-- EXERCISE DESCRIPTION --
Retype every entry word for word.

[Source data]
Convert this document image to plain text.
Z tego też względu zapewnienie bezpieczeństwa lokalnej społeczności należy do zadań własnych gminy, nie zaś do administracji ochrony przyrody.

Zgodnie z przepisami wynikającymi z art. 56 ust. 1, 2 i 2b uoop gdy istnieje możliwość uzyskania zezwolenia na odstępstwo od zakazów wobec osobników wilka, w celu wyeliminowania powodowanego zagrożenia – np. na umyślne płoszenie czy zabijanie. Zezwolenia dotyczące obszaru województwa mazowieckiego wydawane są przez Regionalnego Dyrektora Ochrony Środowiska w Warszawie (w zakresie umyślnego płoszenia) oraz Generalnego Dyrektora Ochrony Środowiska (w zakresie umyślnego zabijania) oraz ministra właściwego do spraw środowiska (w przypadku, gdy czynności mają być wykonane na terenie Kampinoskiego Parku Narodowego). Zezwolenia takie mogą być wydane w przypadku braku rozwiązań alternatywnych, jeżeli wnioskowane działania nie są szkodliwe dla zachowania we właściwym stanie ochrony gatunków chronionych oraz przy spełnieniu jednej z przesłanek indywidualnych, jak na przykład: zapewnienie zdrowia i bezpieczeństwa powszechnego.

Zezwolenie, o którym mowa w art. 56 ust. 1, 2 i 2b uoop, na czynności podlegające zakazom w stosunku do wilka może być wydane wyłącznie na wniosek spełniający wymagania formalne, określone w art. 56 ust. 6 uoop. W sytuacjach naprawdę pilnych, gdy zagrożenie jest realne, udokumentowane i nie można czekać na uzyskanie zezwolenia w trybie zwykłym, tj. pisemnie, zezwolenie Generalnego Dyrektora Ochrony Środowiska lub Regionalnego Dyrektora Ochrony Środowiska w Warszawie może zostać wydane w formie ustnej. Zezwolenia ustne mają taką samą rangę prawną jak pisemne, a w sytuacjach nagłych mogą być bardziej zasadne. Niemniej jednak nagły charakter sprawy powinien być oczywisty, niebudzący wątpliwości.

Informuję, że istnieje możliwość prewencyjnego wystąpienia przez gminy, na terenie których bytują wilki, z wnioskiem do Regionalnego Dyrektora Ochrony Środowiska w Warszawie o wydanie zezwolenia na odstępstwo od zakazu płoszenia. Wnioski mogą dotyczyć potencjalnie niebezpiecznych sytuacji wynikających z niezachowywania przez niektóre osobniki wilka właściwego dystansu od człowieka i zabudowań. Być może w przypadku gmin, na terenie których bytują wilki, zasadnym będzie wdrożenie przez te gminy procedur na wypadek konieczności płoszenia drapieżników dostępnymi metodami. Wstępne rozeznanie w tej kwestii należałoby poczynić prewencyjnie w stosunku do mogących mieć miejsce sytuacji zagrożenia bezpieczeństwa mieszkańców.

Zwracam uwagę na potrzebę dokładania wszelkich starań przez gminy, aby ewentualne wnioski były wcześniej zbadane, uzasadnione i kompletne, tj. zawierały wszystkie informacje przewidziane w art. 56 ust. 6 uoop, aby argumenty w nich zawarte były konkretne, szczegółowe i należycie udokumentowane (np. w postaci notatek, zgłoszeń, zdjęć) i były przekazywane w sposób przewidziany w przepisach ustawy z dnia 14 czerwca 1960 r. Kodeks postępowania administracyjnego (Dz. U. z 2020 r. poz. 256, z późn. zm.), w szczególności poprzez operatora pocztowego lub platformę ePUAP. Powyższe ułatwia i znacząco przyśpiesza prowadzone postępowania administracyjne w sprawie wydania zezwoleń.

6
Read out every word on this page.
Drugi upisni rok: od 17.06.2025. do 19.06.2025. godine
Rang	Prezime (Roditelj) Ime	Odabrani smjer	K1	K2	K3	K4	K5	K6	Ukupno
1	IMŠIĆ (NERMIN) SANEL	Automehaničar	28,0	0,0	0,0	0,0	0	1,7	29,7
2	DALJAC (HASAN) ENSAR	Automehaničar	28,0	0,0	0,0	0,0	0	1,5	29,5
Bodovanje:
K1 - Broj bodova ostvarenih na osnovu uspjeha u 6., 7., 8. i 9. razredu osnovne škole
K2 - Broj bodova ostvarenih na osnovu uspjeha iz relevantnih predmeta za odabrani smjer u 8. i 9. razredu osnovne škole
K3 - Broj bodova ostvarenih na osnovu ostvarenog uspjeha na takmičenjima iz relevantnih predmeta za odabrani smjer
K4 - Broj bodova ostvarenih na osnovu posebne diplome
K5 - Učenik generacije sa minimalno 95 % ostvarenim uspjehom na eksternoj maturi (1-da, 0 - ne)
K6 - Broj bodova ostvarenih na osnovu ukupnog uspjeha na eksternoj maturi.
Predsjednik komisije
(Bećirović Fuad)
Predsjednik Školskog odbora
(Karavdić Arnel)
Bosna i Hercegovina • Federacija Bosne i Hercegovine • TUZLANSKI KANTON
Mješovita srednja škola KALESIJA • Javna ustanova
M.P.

-- RESPONSE --
Convert this document image to plain text.
Z tego też względu zapewnienie bezpieczeństwa lokalnej społeczności należy do zadań własnych gminy, nie zaś do administracji ochrony przyrody.

Zgodnie z przepisami wynikającymi z art. 56 ust. 1, 2 i 2b uoop gdy istnieje możliwość uzyskania zezwolenia na odstępstwo od zakazów wobec osobników wilka, w celu wyeliminowania powodowanego zagrożenia – np. na umyślne płoszenie czy zabijanie. Zezwolenia dotyczące obszaru województwa mazowieckiego wydawane są przez Regionalnego Dyrektora Ochrony Środowiska w Warszawie (w zakresie umyślnego płoszenia) oraz Generalnego Dyrektora Ochrony Środowiska (w zakresie umyślnego zabijania) oraz ministra właściwego do spraw środowiska (w przypadku, gdy czynności mają być wykonane na terenie Kampinoskiego Parku Narodowego). Zezwolenia takie mogą być wydane w przypadku braku rozwiązań alternatywnych, jeżeli wnioskowane działania nie są szkodliwe dla zachowania we właściwym stanie ochrony gatunków chronionych oraz przy spełnieniu jednej z przesłanek indywidualnych, jak na przykład: zapewnienie zdrowia i bezpieczeństwa powszechnego.

Zezwolenie, o którym mowa w art. 56 ust. 1, 2 i 2b uoop, na czynności podlegające zakazom w stosunku do wilka może być wydane wyłącznie na wniosek spełniający wymagania formalne, określone w art. 56 ust. 6 uoop. W sytuacjach naprawdę pilnych, gdy zagrożenie jest realne, udokumentowane i nie można czekać na uzyskanie zezwolenia w trybie zwykłym, tj. pisemnie, zezwolenie Generalnego Dyrektora Ochrony Środowiska lub Regionalnego Dyrektora Ochrony Środowiska w Warszawie może zostać wydane w formie ustnej. Zezwolenia ustne mają taką samą rangę prawną jak pisemne, a w sytuacjach nagłych mogą być bardziej zasadne. Niemniej jednak nagły charakter sprawy powinien być oczywisty, niebudzący wątpliwości.

Informuję, że istnieje możliwość prewencyjnego wystąpienia przez gminy, na terenie których bytują wilki, z wnioskiem do Regionalnego Dyrektora Ochrony Środowiska w Warszawie o wydanie zezwolenia na odstępstwo od zakazu płoszenia. Wnioski mogą dotyczyć potencjalnie niebezpiecznych sytuacji wynikających z niezachowywania przez niektóre osobniki wilka właściwego dystansu od człowieka i zabudowań. Być może w przypadku gmin, na terenie których bytują wilki, zasadnym będzie wdrożenie przez te gminy procedur na wypadek konieczności płoszenia drapieżników dostępnymi metodami. Wstępne rozeznanie w tej kwestii należałoby poczynić prewencyjnie w stosunku do mogących mieć miejsce sytuacji zagrożenia bezpieczeństwa mieszkańców.

Zwracam uwagę na potrzebę dokładania wszelkich starań przez gminy, aby ewentualne wnioski były wcześniej zbadane, uzasadnione i kompletne, tj. zawierały wszystkie informacje przewidziane w art. 56 ust. 6 uoop, aby argumenty w nich zawarte były konkretne, szczegółowe i należycie udokumentowane (np. w postaci notatek, zgłoszeń, zdjęć) i były przekazywane w sposób przewidziany w przepisach ustawy z dnia 14 czerwca 1960 r. Kodeks postępowania administracyjnego (Dz. U. z 2020 r. poz. 256, z późn. zm.), w szczególności poprzez operatora pocztowego lub platformę ePUAP. Powyższe ułatwia i znacząco przyśpiesza prowadzone postępowania administracyjne w sprawie wydania zezwoleń.

6
Read out every word on this page.
Drugi upisni rok: od 17.06.2025. do 19.06.2025. godine
Rang	Prezime (Roditelj) Ime	Odabrani smjer	K1	K2	K3	K4	K5	K6	Ukupno
1	IMŠIĆ (NERMIN) SANEL	Automehaničar	28,0	0,0	0,0	0,0	0	1,7	29,7
2	DALJAC (HASAN) ENSAR	Automehaničar	28,0	0,0	0,0	0,0	0	1,5	29,5
Bodovanje:
K1 - Broj bodova ostvarenih na osnovu uspjeha u 6., 7., 8. i 9. razredu osnovne škole
K2 - Broj bodova ostvarenih na osnovu uspjeha iz relevantnih predmeta za odabrani smjer u 8. i 9. razredu osnovne škole
K3 - Broj bodova ostvarenih na osnovu ostvarenog uspjeha na takmičenjima iz relevantnih predmeta za odabrani smjer
K4 - Broj bodova ostvarenih na osnovu posebne diplome
K5 - Učenik generacije sa minimalno 95 % ostvarenim uspjehom na eksternoj maturi (1-da, 0 - ne)
K6 - Broj bodova ostvarenih na osnovu ukupnog uspjeha na eksternoj maturi.
Predsjednik komisije
(Bećirović Fuad)
Predsjednik Školskog odbora
(Karavdić Arnel)
Bosna i Hercegovina • Federacija Bosne i Hercegovine • TUZLANSKI KANTON
Mješovita srednja škola KALESIJA • Javna ustanova
M.P.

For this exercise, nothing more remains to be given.